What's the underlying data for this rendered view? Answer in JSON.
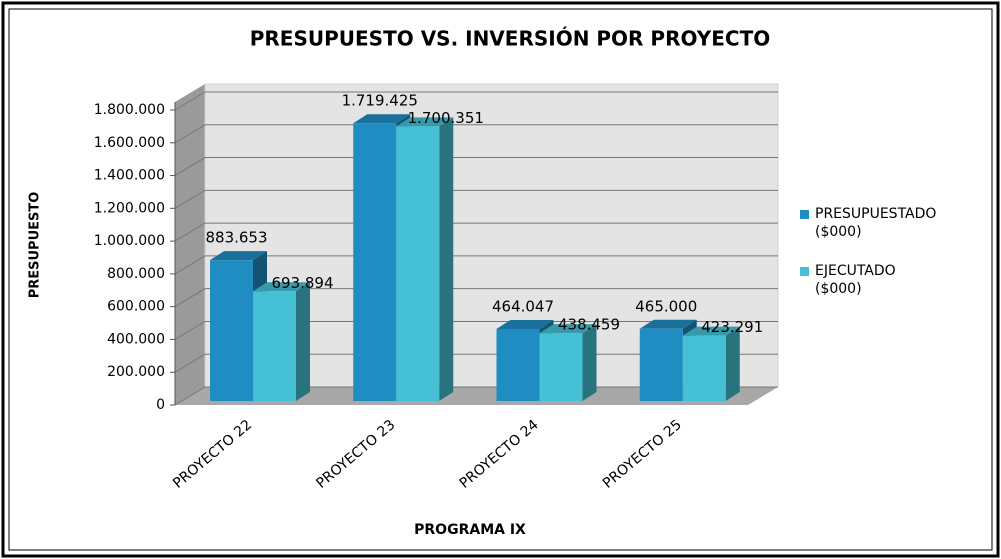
{
  "chart_data": {
    "type": "bar3d",
    "title": "PRESUPUESTO VS. INVERSIÓN POR PROYECTO",
    "y_label": "PRESUPUESTO",
    "x_label": "PROGRAMA IX",
    "categories": [
      "PROYECTO 22",
      "PROYECTO 23",
      "PROYECTO 24",
      "PROYECTO 25"
    ],
    "series": [
      {
        "name": "PRESUPUESTADO ($000)",
        "color": "#1f8cc2",
        "values": [
          883653,
          1719425,
          464047,
          465000
        ],
        "value_labels": [
          "883.653",
          "1.719.425",
          "464.047",
          "465.000"
        ]
      },
      {
        "name": "EJECUTADO ($000)",
        "color": "#45c0d4",
        "values": [
          693894,
          1700351,
          438459,
          423291
        ],
        "value_labels": [
          "693.894",
          "1.700.351",
          "438.459",
          "423.291"
        ]
      }
    ],
    "ylim": [
      0,
      1800000
    ],
    "yticks": [
      0,
      {
        "value": 200000,
        "label": "200.000"
      },
      {
        "value": 400000,
        "label": "400.000"
      },
      {
        "value": 600000,
        "label": "600.000"
      },
      {
        "value": 800000,
        "label": "800.000"
      },
      {
        "value": 1000000,
        "label": "1.000.000"
      },
      {
        "value": 1200000,
        "label": "1.200.000"
      },
      {
        "value": 1400000,
        "label": "1.400.000"
      },
      {
        "value": 1600000,
        "label": "1.600.000"
      },
      {
        "value": 1800000,
        "label": "1.800.000"
      }
    ],
    "grid": true,
    "legend": "right"
  }
}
|---|
# DIRECTION
All lines above with "PRESUPUESTO" in them should be returned.

# RESULT FOR THIS TASK
    "title": "PRESUPUESTO VS. INVERSIÓN POR PROYECTO",
    "y_label": "PRESUPUESTO",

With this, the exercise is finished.